TASK BRIEF: All lines in which the word "Rezultate" occurs are to be extracted.

Records from a data source:
------------------------

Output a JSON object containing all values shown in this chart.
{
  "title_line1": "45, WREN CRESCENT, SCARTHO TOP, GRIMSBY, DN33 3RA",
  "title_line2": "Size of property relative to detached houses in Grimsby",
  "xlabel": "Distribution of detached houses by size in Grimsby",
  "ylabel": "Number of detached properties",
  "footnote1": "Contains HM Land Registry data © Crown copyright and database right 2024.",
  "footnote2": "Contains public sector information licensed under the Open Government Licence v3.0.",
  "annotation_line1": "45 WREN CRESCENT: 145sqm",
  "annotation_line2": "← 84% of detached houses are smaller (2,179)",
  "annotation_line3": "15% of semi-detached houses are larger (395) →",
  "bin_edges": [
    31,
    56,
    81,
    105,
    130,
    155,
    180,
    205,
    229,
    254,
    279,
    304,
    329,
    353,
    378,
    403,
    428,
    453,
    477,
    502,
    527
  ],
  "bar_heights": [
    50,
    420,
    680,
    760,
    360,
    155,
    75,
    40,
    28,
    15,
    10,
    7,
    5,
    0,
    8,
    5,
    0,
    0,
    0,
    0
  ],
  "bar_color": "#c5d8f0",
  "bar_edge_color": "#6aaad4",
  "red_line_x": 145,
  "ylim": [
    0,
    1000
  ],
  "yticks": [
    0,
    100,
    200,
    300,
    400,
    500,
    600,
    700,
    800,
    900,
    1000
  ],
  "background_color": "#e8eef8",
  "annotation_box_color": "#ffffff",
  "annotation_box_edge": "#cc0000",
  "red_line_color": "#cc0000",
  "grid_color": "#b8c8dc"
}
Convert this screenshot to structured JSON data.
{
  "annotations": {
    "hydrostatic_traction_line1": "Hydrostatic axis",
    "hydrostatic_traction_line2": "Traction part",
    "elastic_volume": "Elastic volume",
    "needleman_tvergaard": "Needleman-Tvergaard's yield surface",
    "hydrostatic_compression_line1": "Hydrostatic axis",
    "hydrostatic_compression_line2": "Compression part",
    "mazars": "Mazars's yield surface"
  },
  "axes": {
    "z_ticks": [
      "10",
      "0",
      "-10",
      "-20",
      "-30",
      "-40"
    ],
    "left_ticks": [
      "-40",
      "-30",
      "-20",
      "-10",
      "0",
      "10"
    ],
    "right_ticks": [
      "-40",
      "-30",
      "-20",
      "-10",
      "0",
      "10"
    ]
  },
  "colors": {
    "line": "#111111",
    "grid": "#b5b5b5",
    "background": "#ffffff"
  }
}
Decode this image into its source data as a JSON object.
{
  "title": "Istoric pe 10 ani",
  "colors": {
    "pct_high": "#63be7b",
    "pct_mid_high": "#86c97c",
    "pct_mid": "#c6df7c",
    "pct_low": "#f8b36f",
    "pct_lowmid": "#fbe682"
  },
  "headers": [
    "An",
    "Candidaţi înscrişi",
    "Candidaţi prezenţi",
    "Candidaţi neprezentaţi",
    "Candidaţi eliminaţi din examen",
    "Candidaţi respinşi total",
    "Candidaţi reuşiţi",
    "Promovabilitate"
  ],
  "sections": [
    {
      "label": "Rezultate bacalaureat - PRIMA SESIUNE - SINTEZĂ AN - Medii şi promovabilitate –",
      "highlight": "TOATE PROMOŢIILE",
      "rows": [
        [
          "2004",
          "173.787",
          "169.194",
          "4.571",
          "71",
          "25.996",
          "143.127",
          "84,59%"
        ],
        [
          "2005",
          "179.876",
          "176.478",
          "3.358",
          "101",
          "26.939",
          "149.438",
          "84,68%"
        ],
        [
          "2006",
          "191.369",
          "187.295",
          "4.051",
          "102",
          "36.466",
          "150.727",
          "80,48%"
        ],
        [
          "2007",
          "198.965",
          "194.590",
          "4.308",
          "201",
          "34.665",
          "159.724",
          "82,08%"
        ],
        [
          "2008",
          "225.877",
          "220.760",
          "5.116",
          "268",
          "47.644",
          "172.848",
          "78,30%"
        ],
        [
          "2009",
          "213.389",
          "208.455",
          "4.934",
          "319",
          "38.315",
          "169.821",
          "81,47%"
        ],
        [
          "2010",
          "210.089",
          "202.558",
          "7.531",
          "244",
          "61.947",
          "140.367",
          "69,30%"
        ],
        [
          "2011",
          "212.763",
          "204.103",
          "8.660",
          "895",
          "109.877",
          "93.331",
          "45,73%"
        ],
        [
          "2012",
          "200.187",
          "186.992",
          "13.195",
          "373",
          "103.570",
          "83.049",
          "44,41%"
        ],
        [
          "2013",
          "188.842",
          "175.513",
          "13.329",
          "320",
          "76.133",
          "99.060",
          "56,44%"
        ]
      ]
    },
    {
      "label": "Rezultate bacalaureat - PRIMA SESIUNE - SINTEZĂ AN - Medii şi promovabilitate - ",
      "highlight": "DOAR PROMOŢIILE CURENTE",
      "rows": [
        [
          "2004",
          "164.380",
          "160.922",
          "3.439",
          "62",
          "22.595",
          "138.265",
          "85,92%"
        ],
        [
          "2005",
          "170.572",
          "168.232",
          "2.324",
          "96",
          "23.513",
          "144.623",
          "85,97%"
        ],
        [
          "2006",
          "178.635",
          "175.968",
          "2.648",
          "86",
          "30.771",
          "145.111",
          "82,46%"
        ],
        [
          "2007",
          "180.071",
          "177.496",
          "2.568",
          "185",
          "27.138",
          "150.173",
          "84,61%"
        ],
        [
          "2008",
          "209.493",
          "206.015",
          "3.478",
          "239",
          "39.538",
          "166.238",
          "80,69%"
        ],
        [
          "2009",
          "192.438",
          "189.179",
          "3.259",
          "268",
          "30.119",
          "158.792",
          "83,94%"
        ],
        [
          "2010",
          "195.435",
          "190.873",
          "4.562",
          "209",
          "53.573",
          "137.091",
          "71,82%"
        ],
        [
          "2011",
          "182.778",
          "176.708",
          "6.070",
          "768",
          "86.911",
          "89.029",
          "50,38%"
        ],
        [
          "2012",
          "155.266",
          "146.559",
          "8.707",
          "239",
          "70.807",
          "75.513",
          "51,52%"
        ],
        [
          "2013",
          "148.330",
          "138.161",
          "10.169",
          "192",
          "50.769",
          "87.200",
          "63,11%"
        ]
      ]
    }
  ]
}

------------------------

ANSWER TO THIS TASK:
      "label": "Rezultate bacalaureat - PRIMA SESIUNE - SINTEZĂ AN - Medii şi promovabilitate –",
      "label": "Rezultate bacalaureat - PRIMA SESIUNE - SINTEZĂ AN - Medii şi promovabilitate - ",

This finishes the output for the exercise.